Input material:
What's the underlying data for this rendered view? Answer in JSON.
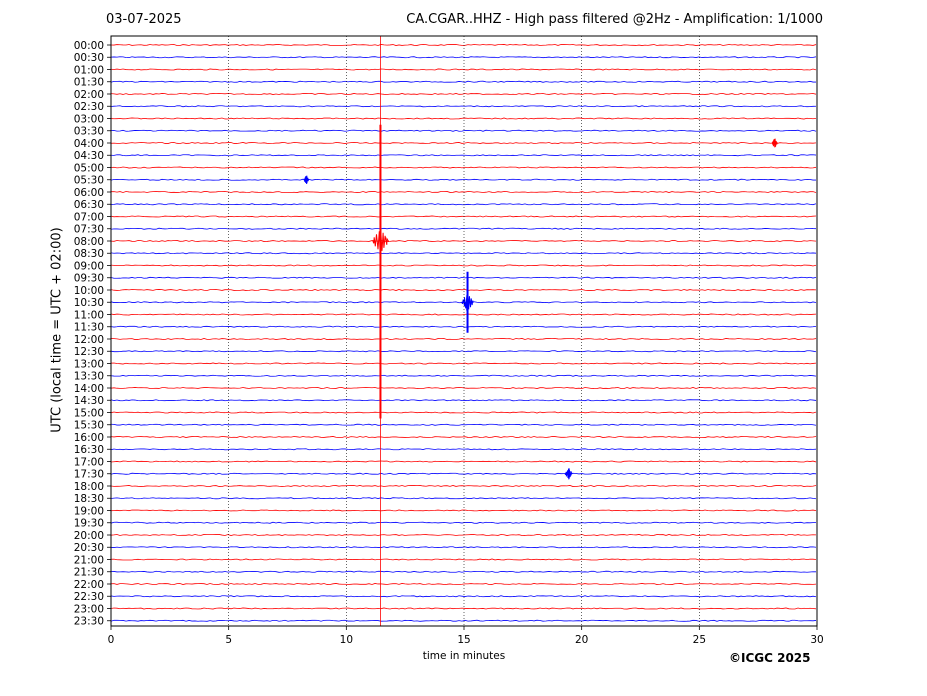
{
  "header": {
    "date": "03-07-2025",
    "title": "CA.CGAR..HHZ - High pass filtered @2Hz - Amplification: 1/1000"
  },
  "footer": {
    "copyright": "©ICGC 2025"
  },
  "chart_data": {
    "type": "line",
    "title": "CA.CGAR..HHZ - High pass filtered @2Hz - Amplification: 1/1000",
    "xlabel": "time in minutes",
    "ylabel": "UTC (local time = UTC + 02:00)",
    "xlim": [
      0,
      30
    ],
    "xticks": [
      0,
      5,
      10,
      15,
      20,
      25,
      30
    ],
    "xgrid": [
      5,
      10,
      15,
      20,
      25
    ],
    "grid": true,
    "trace_colors": [
      "#ff0000",
      "#0000ff"
    ],
    "rows": [
      "00:00",
      "00:30",
      "01:00",
      "01:30",
      "02:00",
      "02:30",
      "03:00",
      "03:30",
      "04:00",
      "04:30",
      "05:00",
      "05:30",
      "06:00",
      "06:30",
      "07:00",
      "07:30",
      "08:00",
      "08:30",
      "09:00",
      "09:30",
      "10:00",
      "10:30",
      "11:00",
      "11:30",
      "12:00",
      "12:30",
      "13:00",
      "13:30",
      "14:00",
      "14:30",
      "15:00",
      "15:30",
      "16:00",
      "16:30",
      "17:00",
      "17:30",
      "18:00",
      "18:30",
      "19:00",
      "19:30",
      "20:00",
      "20:30",
      "21:00",
      "21:30",
      "22:00",
      "22:30",
      "23:00",
      "23:30"
    ],
    "events": [
      {
        "row": "08:00",
        "minute": 11.45,
        "amplitude": 1.0,
        "extent_rows": [
          7,
          30
        ],
        "color": "#ff0000"
      },
      {
        "row": "10:30",
        "minute": 15.15,
        "amplitude": 0.6,
        "extent_rows": [
          19,
          23
        ],
        "color": "#0000ff"
      },
      {
        "row": "17:30",
        "minute": 19.45,
        "amplitude": 0.25,
        "extent_rows": [
          35,
          35
        ],
        "color": "#0000ff"
      },
      {
        "row": "04:00",
        "minute": 28.2,
        "amplitude": 0.08,
        "extent_rows": [
          8,
          8
        ],
        "color": "#ff0000"
      },
      {
        "row": "05:30",
        "minute": 8.3,
        "amplitude": 0.05,
        "extent_rows": [
          11,
          11
        ],
        "color": "#0000ff"
      }
    ]
  }
}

Exercise: Copy each line in the data that holds the word "pass".

Solution for this task:
    "title": "CA.CGAR..HHZ - High pass filtered @2Hz - Amplification: 1/1000"
    "title": "CA.CGAR..HHZ - High pass filtered @2Hz - Amplification: 1/1000",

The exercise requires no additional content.